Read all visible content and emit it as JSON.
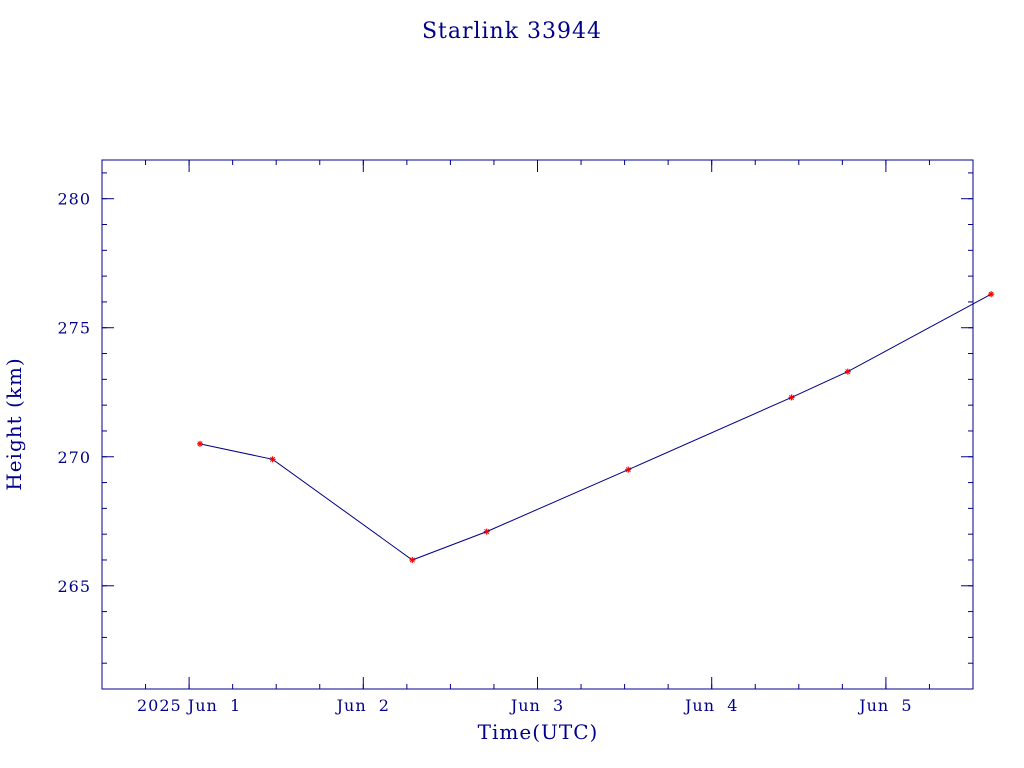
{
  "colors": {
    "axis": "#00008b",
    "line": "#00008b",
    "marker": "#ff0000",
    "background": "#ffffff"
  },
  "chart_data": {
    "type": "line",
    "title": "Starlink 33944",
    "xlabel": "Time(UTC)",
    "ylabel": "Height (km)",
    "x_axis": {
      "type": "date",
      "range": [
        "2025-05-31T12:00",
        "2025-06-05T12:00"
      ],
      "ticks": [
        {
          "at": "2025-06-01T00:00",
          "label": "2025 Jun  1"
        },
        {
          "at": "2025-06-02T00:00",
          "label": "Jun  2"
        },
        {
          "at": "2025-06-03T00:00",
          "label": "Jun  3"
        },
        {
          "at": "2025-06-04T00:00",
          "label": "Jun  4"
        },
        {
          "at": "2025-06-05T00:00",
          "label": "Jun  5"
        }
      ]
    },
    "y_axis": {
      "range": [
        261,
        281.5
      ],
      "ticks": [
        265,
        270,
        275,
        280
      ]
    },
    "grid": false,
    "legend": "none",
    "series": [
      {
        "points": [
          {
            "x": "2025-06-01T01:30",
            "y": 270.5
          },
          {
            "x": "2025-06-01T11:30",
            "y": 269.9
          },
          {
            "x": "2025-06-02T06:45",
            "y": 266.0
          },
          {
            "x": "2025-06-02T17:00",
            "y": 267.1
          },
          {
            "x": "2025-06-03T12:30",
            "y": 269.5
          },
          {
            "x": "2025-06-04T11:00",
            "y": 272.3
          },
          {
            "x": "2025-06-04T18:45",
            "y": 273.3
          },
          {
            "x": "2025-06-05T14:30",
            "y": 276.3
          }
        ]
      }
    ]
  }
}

* * * * * * *

**Stated exercise:** Each line of the data is to be duplicated exactly; pictures stay out of the copy.

**Exercise solution:**
Read all visible content and emit it as JSON.
{
  "colors": {
    "axis": "#00008b",
    "line": "#00008b",
    "marker": "#ff0000",
    "background": "#ffffff"
  },
  "chart_data": {
    "type": "line",
    "title": "Starlink 33944",
    "xlabel": "Time(UTC)",
    "ylabel": "Height (km)",
    "x_axis": {
      "type": "date",
      "range": [
        "2025-05-31T12:00",
        "2025-06-05T12:00"
      ],
      "ticks": [
        {
          "at": "2025-06-01T00:00",
          "label": "2025 Jun  1"
        },
        {
          "at": "2025-06-02T00:00",
          "label": "Jun  2"
        },
        {
          "at": "2025-06-03T00:00",
          "label": "Jun  3"
        },
        {
          "at": "2025-06-04T00:00",
          "label": "Jun  4"
        },
        {
          "at": "2025-06-05T00:00",
          "label": "Jun  5"
        }
      ]
    },
    "y_axis": {
      "range": [
        261,
        281.5
      ],
      "ticks": [
        265,
        270,
        275,
        280
      ]
    },
    "grid": false,
    "legend": "none",
    "series": [
      {
        "points": [
          {
            "x": "2025-06-01T01:30",
            "y": 270.5
          },
          {
            "x": "2025-06-01T11:30",
            "y": 269.9
          },
          {
            "x": "2025-06-02T06:45",
            "y": 266.0
          },
          {
            "x": "2025-06-02T17:00",
            "y": 267.1
          },
          {
            "x": "2025-06-03T12:30",
            "y": 269.5
          },
          {
            "x": "2025-06-04T11:00",
            "y": 272.3
          },
          {
            "x": "2025-06-04T18:45",
            "y": 273.3
          },
          {
            "x": "2025-06-05T14:30",
            "y": 276.3
          }
        ]
      }
    ]
  }
}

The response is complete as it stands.